[Data records]
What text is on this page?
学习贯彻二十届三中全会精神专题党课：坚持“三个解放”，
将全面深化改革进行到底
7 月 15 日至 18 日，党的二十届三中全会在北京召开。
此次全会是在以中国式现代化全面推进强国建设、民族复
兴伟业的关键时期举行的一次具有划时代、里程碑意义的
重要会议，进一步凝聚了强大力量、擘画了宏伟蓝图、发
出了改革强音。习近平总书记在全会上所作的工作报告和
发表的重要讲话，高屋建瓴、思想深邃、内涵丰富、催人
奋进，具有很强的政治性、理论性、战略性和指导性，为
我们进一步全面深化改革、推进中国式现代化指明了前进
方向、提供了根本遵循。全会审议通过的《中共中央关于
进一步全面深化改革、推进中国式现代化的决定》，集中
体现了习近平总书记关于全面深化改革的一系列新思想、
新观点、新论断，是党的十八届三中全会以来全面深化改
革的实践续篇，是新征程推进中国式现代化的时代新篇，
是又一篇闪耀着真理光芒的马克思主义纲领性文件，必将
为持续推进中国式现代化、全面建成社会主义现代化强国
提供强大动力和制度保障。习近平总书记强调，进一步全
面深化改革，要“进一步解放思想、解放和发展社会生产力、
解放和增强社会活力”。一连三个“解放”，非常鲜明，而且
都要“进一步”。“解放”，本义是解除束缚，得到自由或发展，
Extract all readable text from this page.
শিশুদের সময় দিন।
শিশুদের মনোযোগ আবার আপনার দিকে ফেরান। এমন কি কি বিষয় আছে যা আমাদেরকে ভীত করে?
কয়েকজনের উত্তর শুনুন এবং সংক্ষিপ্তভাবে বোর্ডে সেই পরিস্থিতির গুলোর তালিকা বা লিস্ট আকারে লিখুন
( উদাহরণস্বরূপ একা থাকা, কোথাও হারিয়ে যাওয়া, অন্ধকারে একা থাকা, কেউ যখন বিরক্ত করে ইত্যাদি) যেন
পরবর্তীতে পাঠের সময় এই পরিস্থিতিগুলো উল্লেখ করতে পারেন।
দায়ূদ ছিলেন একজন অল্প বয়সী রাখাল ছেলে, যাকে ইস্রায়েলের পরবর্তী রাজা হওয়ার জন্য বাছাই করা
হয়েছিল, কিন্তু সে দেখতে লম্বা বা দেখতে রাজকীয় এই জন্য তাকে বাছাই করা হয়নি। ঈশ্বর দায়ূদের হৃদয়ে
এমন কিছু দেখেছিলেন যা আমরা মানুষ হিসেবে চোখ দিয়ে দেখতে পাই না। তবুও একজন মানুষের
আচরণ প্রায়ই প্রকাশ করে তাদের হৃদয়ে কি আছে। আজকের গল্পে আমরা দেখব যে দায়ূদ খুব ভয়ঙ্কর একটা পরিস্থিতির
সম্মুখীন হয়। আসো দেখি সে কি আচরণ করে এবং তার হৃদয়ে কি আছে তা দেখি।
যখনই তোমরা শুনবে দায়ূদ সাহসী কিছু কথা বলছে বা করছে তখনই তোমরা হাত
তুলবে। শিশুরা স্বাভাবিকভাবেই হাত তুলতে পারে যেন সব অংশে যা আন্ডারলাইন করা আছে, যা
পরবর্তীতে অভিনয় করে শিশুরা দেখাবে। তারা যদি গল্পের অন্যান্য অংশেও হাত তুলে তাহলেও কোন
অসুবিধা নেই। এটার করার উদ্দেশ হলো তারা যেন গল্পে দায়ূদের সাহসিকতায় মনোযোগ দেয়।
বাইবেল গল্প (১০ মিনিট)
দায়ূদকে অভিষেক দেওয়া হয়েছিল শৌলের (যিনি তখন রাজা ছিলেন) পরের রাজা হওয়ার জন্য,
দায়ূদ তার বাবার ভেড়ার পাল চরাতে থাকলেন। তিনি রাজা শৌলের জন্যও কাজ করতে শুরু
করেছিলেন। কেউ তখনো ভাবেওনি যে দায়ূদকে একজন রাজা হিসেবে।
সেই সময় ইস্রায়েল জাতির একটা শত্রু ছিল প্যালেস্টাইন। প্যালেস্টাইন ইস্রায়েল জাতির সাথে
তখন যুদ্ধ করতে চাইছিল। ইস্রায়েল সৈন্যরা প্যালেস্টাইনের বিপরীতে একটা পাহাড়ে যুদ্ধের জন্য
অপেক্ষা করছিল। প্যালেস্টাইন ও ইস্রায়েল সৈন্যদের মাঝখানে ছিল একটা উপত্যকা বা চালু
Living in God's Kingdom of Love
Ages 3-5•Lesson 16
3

▶ [Written task]: Here, the records must be output exactly and in full.

▶ [Answer for this exercise]:
What text is on this page?
学习贯彻二十届三中全会精神专题党课：坚持“三个解放”，
将全面深化改革进行到底
7 月 15 日至 18 日，党的二十届三中全会在北京召开。
此次全会是在以中国式现代化全面推进强国建设、民族复
兴伟业的关键时期举行的一次具有划时代、里程碑意义的
重要会议，进一步凝聚了强大力量、擘画了宏伟蓝图、发
出了改革强音。习近平总书记在全会上所作的工作报告和
发表的重要讲话，高屋建瓴、思想深邃、内涵丰富、催人
奋进，具有很强的政治性、理论性、战略性和指导性，为
我们进一步全面深化改革、推进中国式现代化指明了前进
方向、提供了根本遵循。全会审议通过的《中共中央关于
进一步全面深化改革、推进中国式现代化的决定》，集中
体现了习近平总书记关于全面深化改革的一系列新思想、
新观点、新论断，是党的十八届三中全会以来全面深化改
革的实践续篇，是新征程推进中国式现代化的时代新篇，
是又一篇闪耀着真理光芒的马克思主义纲领性文件，必将
为持续推进中国式现代化、全面建成社会主义现代化强国
提供强大动力和制度保障。习近平总书记强调，进一步全
面深化改革，要“进一步解放思想、解放和发展社会生产力、
解放和增强社会活力”。一连三个“解放”，非常鲜明，而且
都要“进一步”。“解放”，本义是解除束缚，得到自由或发展，
Extract all readable text from this page.
শিশুদের সময় দিন।
শিশুদের মনোযোগ আবার আপনার দিকে ফেরান। এমন কি কি বিষয় আছে যা আমাদেরকে ভীত করে?
কয়েকজনের উত্তর শুনুন এবং সংক্ষিপ্তভাবে বোর্ডে সেই পরিস্থিতির গুলোর তালিকা বা লিস্ট আকারে লিখুন
( উদাহরণস্বরূপ একা থাকা, কোথাও হারিয়ে যাওয়া, অন্ধকারে একা থাকা, কেউ যখন বিরক্ত করে ইত্যাদি) যেন
পরবর্তীতে পাঠের সময় এই পরিস্থিতিগুলো উল্লেখ করতে পারেন।
দায়ূদ ছিলেন একজন অল্প বয়সী রাখাল ছেলে, যাকে ইস্রায়েলের পরবর্তী রাজা হওয়ার জন্য বাছাই করা
হয়েছিল, কিন্তু সে দেখতে লম্বা বা দেখতে রাজকীয় এই জন্য তাকে বাছাই করা হয়নি। ঈশ্বর দায়ূদের হৃদয়ে
এমন কিছু দেখেছিলেন যা আমরা মানুষ হিসেবে চোখ দিয়ে দেখতে পাই না। তবুও একজন মানুষের
আচরণ প্রায়ই প্রকাশ করে তাদের হৃদয়ে কি আছে। আজকের গল্পে আমরা দেখব যে দায়ূদ খুব ভয়ঙ্কর একটা পরিস্থিতির
সম্মুখীন হয়। আসো দেখি সে কি আচরণ করে এবং তার হৃদয়ে কি আছে তা দেখি।
যখনই তোমরা শুনবে দায়ূদ সাহসী কিছু কথা বলছে বা করছে তখনই তোমরা হাত
তুলবে। শিশুরা স্বাভাবিকভাবেই হাত তুলতে পারে যেন সব অংশে যা আন্ডারলাইন করা আছে, যা
পরবর্তীতে অভিনয় করে শিশুরা দেখাবে। তারা যদি গল্পের অন্যান্য অংশেও হাত তুলে তাহলেও কোন
অসুবিধা নেই। এটার করার উদ্দেশ হলো তারা যেন গল্পে দায়ূদের সাহসিকতায় মনোযোগ দেয়।
বাইবেল গল্প (১০ মিনিট)
দায়ূদকে অভিষেক দেওয়া হয়েছিল শৌলের (যিনি তখন রাজা ছিলেন) পরের রাজা হওয়ার জন্য,
দায়ূদ তার বাবার ভেড়ার পাল চরাতে থাকলেন। তিনি রাজা শৌলের জন্যও কাজ করতে শুরু
করেছিলেন। কেউ তখনো ভাবেওনি যে দায়ূদকে একজন রাজা হিসেবে।
সেই সময় ইস্রায়েল জাতির একটা শত্রু ছিল প্যালেস্টাইন। প্যালেস্টাইন ইস্রায়েল জাতির সাথে
তখন যুদ্ধ করতে চাইছিল। ইস্রায়েল সৈন্যরা প্যালেস্টাইনের বিপরীতে একটা পাহাড়ে যুদ্ধের জন্য
অপেক্ষা করছিল। প্যালেস্টাইন ও ইস্রায়েল সৈন্যদের মাঝখানে ছিল একটা উপত্যকা বা চালু
Living in God's Kingdom of Love
Ages 3-5•Lesson 16
3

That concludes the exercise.